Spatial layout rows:
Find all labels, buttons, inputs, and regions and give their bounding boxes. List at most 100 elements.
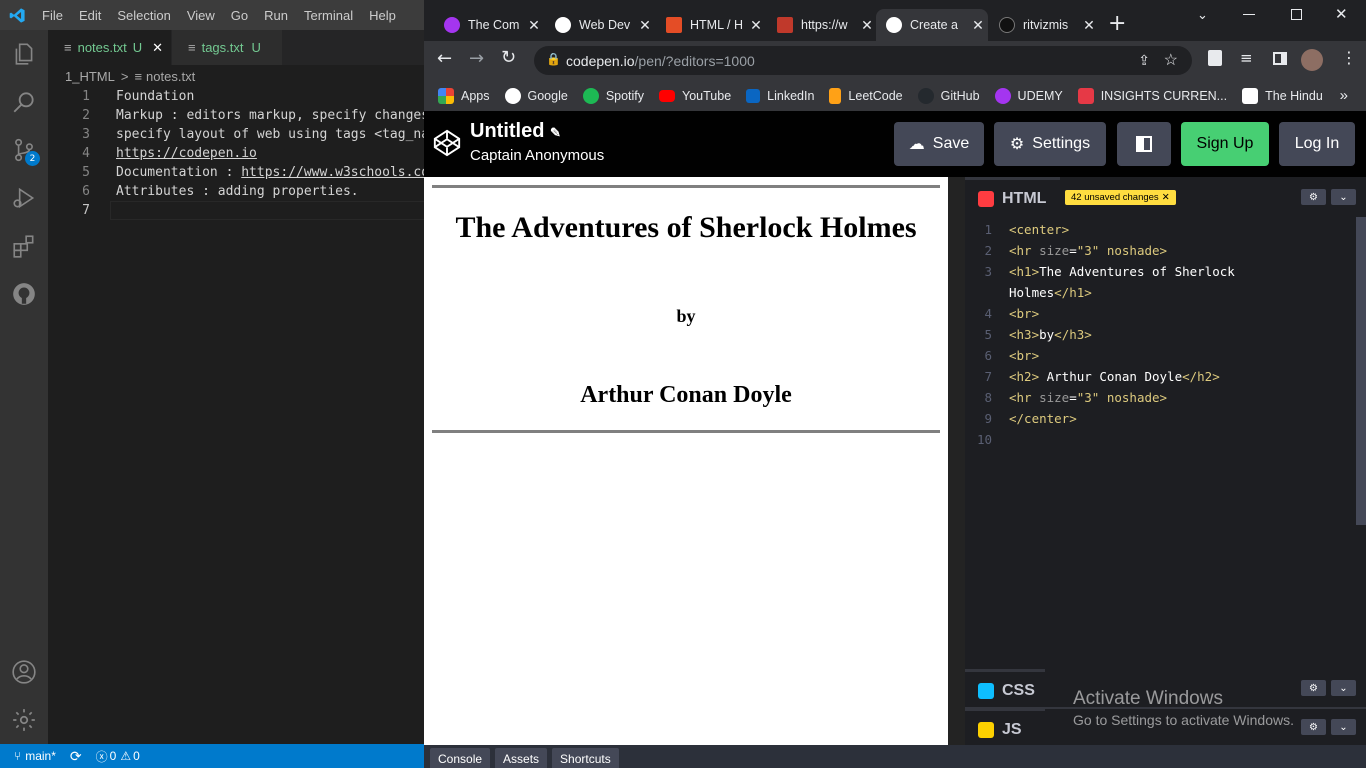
menu-view[interactable]: View [179, 8, 223, 23]
bookmark-leetcode[interactable]: LeetCode [829, 87, 903, 104]
browser-tab[interactable]: https://w ✕ [767, 9, 877, 41]
bookmark-spotify[interactable]: Spotify [582, 87, 644, 104]
side-panel-icon[interactable] [1273, 52, 1287, 65]
browser-tab[interactable]: ritvizmis ✕ [989, 9, 1099, 41]
bookmark-google[interactable]: Google [504, 87, 568, 104]
menu-go[interactable]: Go [223, 8, 256, 23]
profile-avatar[interactable] [1301, 49, 1323, 71]
js-settings-gear-icon[interactable]: ⚙ [1301, 719, 1326, 735]
warning-count[interactable]: 0 [133, 749, 140, 763]
js-collapse-chevron-icon[interactable]: ⌄ [1331, 719, 1356, 735]
breadcrumb-folder[interactable]: 1_HTML [65, 69, 115, 84]
log-in-button[interactable]: Log In [1279, 122, 1355, 166]
close-icon[interactable]: ✕ [152, 40, 163, 56]
browser-tab[interactable]: Web Dev ✕ [545, 9, 655, 41]
media-control-icon[interactable]: ≡ [1240, 49, 1253, 67]
bookmark-star-icon[interactable]: ☆ [1164, 50, 1178, 70]
change-view-button[interactable] [1117, 122, 1171, 166]
menu-terminal[interactable]: Terminal [296, 8, 361, 23]
insights-icon [1077, 87, 1094, 104]
dismiss-icon[interactable]: ✕ [1162, 192, 1170, 203]
tab-js[interactable]: JS [965, 708, 1045, 748]
run-debug-icon[interactable] [0, 174, 48, 222]
bookmark-github[interactable]: GitHub [917, 87, 980, 104]
browser-tab[interactable]: The Com ✕ [434, 9, 544, 41]
bookmark-youtube[interactable]: YouTube [659, 89, 731, 103]
reload-icon[interactable]: ↻ [501, 47, 516, 68]
explorer-icon[interactable] [0, 30, 48, 78]
bookmark-linkedin[interactable]: LinkedIn [746, 88, 814, 103]
url-input[interactable]: 🔒 codepen.io/pen/?editors=1000 ⇪ ☆ [534, 46, 1192, 75]
account-icon[interactable] [0, 648, 48, 696]
browser-tab[interactable]: HTML / H ✕ [656, 9, 766, 41]
close-window-icon[interactable]: ✕ [1335, 5, 1348, 23]
editor-settings-gear-icon[interactable]: ⚙ [1301, 189, 1326, 205]
editor-scrollbar[interactable] [1356, 217, 1366, 525]
unsaved-text: 42 unsaved changes [1071, 192, 1159, 203]
close-tab-icon[interactable]: ✕ [524, 17, 544, 34]
file-icon: ≡ [134, 68, 143, 84]
editor-tabs: ≡ notes.txt U ✕ ≡ tags.txt U [48, 30, 424, 65]
tab-search-icon[interactable]: ⌄ [1197, 8, 1208, 23]
html-code-area[interactable]: 1 <center> 2 <hr size="3" noshade> 3 <h1>The … [965, 217, 1366, 669]
collapse-chevron-icon[interactable]: ⌄ [1331, 189, 1356, 205]
close-tab-icon[interactable]: ✕ [1079, 17, 1099, 34]
close-tab-icon[interactable]: ✕ [968, 17, 988, 34]
assets-button[interactable]: Assets [495, 748, 548, 768]
minimize-icon[interactable] [1243, 14, 1255, 15]
more-bookmarks-button[interactable]: » [1340, 87, 1348, 104]
manage-gear-icon[interactable] [0, 696, 48, 744]
menu-help[interactable]: Help [361, 8, 404, 23]
css-collapse-chevron-icon[interactable]: ⌄ [1331, 680, 1356, 696]
bookmark-insights[interactable]: INSIGHTS CURREN... [1077, 87, 1227, 104]
pen-title[interactable]: Untitled ✎ [470, 120, 561, 143]
unsaved-badge[interactable]: 42 unsaved changes ✕ [1065, 190, 1176, 205]
settings-button[interactable]: ⚙ Settings [994, 122, 1106, 166]
branch-name[interactable]: main* [25, 749, 56, 763]
menu-edit[interactable]: Edit [71, 8, 109, 23]
forward-icon[interactable]: → [469, 48, 484, 69]
error-count[interactable]: 0 [110, 749, 117, 763]
close-tab-icon[interactable]: ✕ [857, 17, 877, 34]
menu-run[interactable]: Run [256, 8, 296, 23]
console-button[interactable]: Console [430, 748, 491, 768]
codepen-logo-icon[interactable] [432, 128, 462, 158]
tab-tags-txt[interactable]: ≡ tags.txt U [172, 30, 282, 65]
back-icon[interactable]: ← [437, 48, 452, 69]
shortcuts-button[interactable]: Shortcuts [552, 748, 619, 768]
close-tab-icon[interactable]: ✕ [746, 17, 766, 34]
line-number: 3 [984, 264, 992, 279]
link-text[interactable]: https://codepen.io [116, 144, 257, 163]
bookmark-the-hindu[interactable]: The Hindu [1242, 87, 1323, 104]
tab-css[interactable]: CSS [965, 669, 1045, 709]
share-icon[interactable]: ⇪ [1138, 52, 1150, 69]
menu-file[interactable]: File [34, 8, 71, 23]
close-tab-icon[interactable]: ✕ [635, 17, 655, 34]
maximize-icon[interactable] [1291, 9, 1302, 20]
sign-up-button[interactable]: Sign Up [1181, 122, 1269, 166]
bookmark-apps[interactable]: Apps [438, 87, 490, 104]
search-icon[interactable] [0, 78, 48, 126]
resize-handle[interactable] [948, 177, 965, 745]
gear-icon: ⚙ [1009, 136, 1025, 153]
extensions-icon[interactable] [0, 222, 48, 270]
css-settings-gear-icon[interactable]: ⚙ [1301, 680, 1326, 696]
new-tab-button[interactable]: + [1108, 11, 1126, 36]
menu-selection[interactable]: Selection [109, 8, 178, 23]
chrome-menu-icon[interactable]: ⋮ [1341, 48, 1357, 67]
tab-notes-txt[interactable]: ≡ notes.txt U ✕ [48, 30, 171, 65]
code-line: 1 <center> [965, 219, 1366, 240]
text-editor[interactable]: 1 Foundation 2 Markup : editors markup, sp… [48, 87, 424, 744]
bookmark-udemy[interactable]: UDEMY [994, 87, 1063, 104]
tab-html[interactable]: HTML [965, 177, 1060, 217]
breadcrumb-file[interactable]: notes.txt [146, 69, 195, 84]
pen-author[interactable]: Captain Anonymous [470, 147, 604, 164]
sync-icon[interactable]: ⟳ [70, 748, 82, 765]
extensions-puzzle-icon[interactable] [1208, 50, 1222, 66]
link-text[interactable]: https://www.w3schools.co [241, 165, 424, 180]
github-icon[interactable] [0, 270, 48, 318]
source-control-icon[interactable]: 2 [0, 126, 48, 174]
edit-pencil-icon[interactable]: ✎ [550, 125, 561, 140]
browser-tab-active[interactable]: Create a ✕ [876, 9, 988, 41]
save-button[interactable]: ☁ Save [894, 122, 984, 166]
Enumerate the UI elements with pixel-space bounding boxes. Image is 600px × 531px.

* TO BE DONE: Please retype every one of the rows above exactly as they appear, but leave out the pictures.

* ANSWER:
Find all labels, buttons, inputs, and regions and give their bounding boxes. List at most 100 elements.
menu-view[interactable]: View [179, 8, 223, 23]
bookmark-leetcode[interactable]: LeetCode [829, 87, 903, 104]
browser-tab[interactable]: https://w ✕ [767, 9, 877, 41]
bookmark-spotify[interactable]: Spotify [582, 87, 644, 104]
side-panel-icon[interactable] [1273, 52, 1287, 65]
browser-tab[interactable]: ritvizmis ✕ [989, 9, 1099, 41]
bookmark-google[interactable]: Google [504, 87, 568, 104]
menu-go[interactable]: Go [223, 8, 256, 23]
profile-avatar[interactable] [1301, 49, 1323, 71]
js-settings-gear-icon[interactable]: ⚙ [1301, 719, 1326, 735]
warning-count[interactable]: 0 [133, 749, 140, 763]
js-collapse-chevron-icon[interactable]: ⌄ [1331, 719, 1356, 735]
breadcrumb-folder[interactable]: 1_HTML [65, 69, 115, 84]
log-in-button[interactable]: Log In [1279, 122, 1355, 166]
close-icon[interactable]: ✕ [152, 40, 163, 56]
browser-tab[interactable]: Web Dev ✕ [545, 9, 655, 41]
media-control-icon[interactable]: ≡ [1240, 49, 1253, 67]
bookmark-star-icon[interactable]: ☆ [1164, 50, 1178, 70]
change-view-button[interactable] [1117, 122, 1171, 166]
menu-terminal[interactable]: Terminal [296, 8, 361, 23]
insights-icon [1077, 87, 1094, 104]
dismiss-icon[interactable]: ✕ [1162, 192, 1170, 203]
tab-js[interactable]: JS [965, 708, 1045, 748]
run-debug-icon[interactable] [0, 174, 48, 222]
bookmark-github[interactable]: GitHub [917, 87, 980, 104]
browser-tab[interactable]: The Com ✕ [434, 9, 544, 41]
bookmark-youtube[interactable]: YouTube [659, 89, 731, 103]
reload-icon[interactable]: ↻ [501, 47, 516, 68]
explorer-icon[interactable] [0, 30, 48, 78]
bookmark-linkedin[interactable]: LinkedIn [746, 88, 814, 103]
url-input[interactable]: 🔒 codepen.io/pen/?editors=1000 ⇪ ☆ [534, 46, 1192, 75]
account-icon[interactable] [0, 648, 48, 696]
browser-tab[interactable]: HTML / H ✕ [656, 9, 766, 41]
close-window-icon[interactable]: ✕ [1335, 5, 1348, 23]
editor-settings-gear-icon[interactable]: ⚙ [1301, 189, 1326, 205]
editor-scrollbar[interactable] [1356, 217, 1366, 525]
unsaved-text: 42 unsaved changes [1071, 192, 1159, 203]
close-tab-icon[interactable]: ✕ [524, 17, 544, 34]
file-icon: ≡ [134, 68, 143, 84]
editor-tabs: ≡ notes.txt U ✕ ≡ tags.txt U [48, 30, 424, 65]
tab-search-icon[interactable]: ⌄ [1197, 8, 1208, 23]
html-code-area[interactable]: 1 <center> 2 <hr size="3" noshade> 3 <h1>The … [965, 217, 1366, 669]
collapse-chevron-icon[interactable]: ⌄ [1331, 189, 1356, 205]
close-tab-icon[interactable]: ✕ [1079, 17, 1099, 34]
close-tab-icon[interactable]: ✕ [968, 17, 988, 34]
assets-button[interactable]: Assets [495, 748, 548, 768]
minimize-icon[interactable] [1243, 14, 1255, 15]
more-bookmarks-button[interactable]: » [1340, 87, 1348, 104]
manage-gear-icon[interactable] [0, 696, 48, 744]
menu-help[interactable]: Help [361, 8, 404, 23]
css-collapse-chevron-icon[interactable]: ⌄ [1331, 680, 1356, 696]
bookmark-insights[interactable]: INSIGHTS CURREN... [1077, 87, 1227, 104]
pen-title[interactable]: Untitled ✎ [470, 120, 561, 143]
unsaved-badge[interactable]: 42 unsaved changes ✕ [1065, 190, 1176, 205]
settings-button[interactable]: ⚙ Settings [994, 122, 1106, 166]
branch-name[interactable]: main* [25, 749, 56, 763]
menu-edit[interactable]: Edit [71, 8, 109, 23]
forward-icon[interactable]: → [469, 48, 484, 69]
error-count[interactable]: 0 [110, 749, 117, 763]
close-tab-icon[interactable]: ✕ [857, 17, 877, 34]
menu-run[interactable]: Run [256, 8, 296, 23]
console-button[interactable]: Console [430, 748, 491, 768]
codepen-logo-icon[interactable] [432, 128, 462, 158]
tab-tags-txt[interactable]: ≡ tags.txt U [172, 30, 282, 65]
back-icon[interactable]: ← [437, 48, 452, 69]
shortcuts-button[interactable]: Shortcuts [552, 748, 619, 768]
close-tab-icon[interactable]: ✕ [746, 17, 766, 34]
line-number: 3 [984, 264, 992, 279]
link-text[interactable]: https://codepen.io [116, 144, 257, 163]
bookmark-the-hindu[interactable]: The Hindu [1242, 87, 1323, 104]
tab-css[interactable]: CSS [965, 669, 1045, 709]
share-icon[interactable]: ⇪ [1138, 52, 1150, 69]
menu-file[interactable]: File [34, 8, 71, 23]
close-tab-icon[interactable]: ✕ [635, 17, 655, 34]
maximize-icon[interactable] [1291, 9, 1302, 20]
sign-up-button[interactable]: Sign Up [1181, 122, 1269, 166]
bookmark-apps[interactable]: Apps [438, 87, 490, 104]
search-icon[interactable] [0, 78, 48, 126]
resize-handle[interactable] [948, 177, 965, 745]
gear-icon: ⚙ [1009, 136, 1025, 153]
extensions-icon[interactable] [0, 222, 48, 270]
css-settings-gear-icon[interactable]: ⚙ [1301, 680, 1326, 696]
new-tab-button[interactable]: + [1108, 11, 1126, 36]
menu-selection[interactable]: Selection [109, 8, 178, 23]
chrome-menu-icon[interactable]: ⋮ [1341, 48, 1357, 67]
tab-notes-txt[interactable]: ≡ notes.txt U ✕ [48, 30, 171, 65]
code-line: 1 <center> [965, 219, 1366, 240]
text-editor[interactable]: 1 Foundation 2 Markup : editors markup, sp… [48, 87, 424, 744]
bookmark-udemy[interactable]: UDEMY [994, 87, 1063, 104]
tab-html[interactable]: HTML [965, 177, 1060, 217]
breadcrumb-file[interactable]: notes.txt [146, 69, 195, 84]
pen-author[interactable]: Captain Anonymous [470, 147, 604, 164]
sync-icon[interactable]: ⟳ [70, 748, 82, 765]
extensions-puzzle-icon[interactable] [1208, 50, 1222, 66]
link-text[interactable]: https://www.w3schools.co [241, 165, 424, 180]
github-icon[interactable] [0, 270, 48, 318]
source-control-icon[interactable]: 2 [0, 126, 48, 174]
edit-pencil-icon[interactable]: ✎ [550, 125, 561, 140]
browser-tab-active[interactable]: Create a ✕ [876, 9, 988, 41]
save-button[interactable]: ☁ Save [894, 122, 984, 166]
Enumerate the UI elements with pixel-space bounding boxes. Image is 600px × 531px.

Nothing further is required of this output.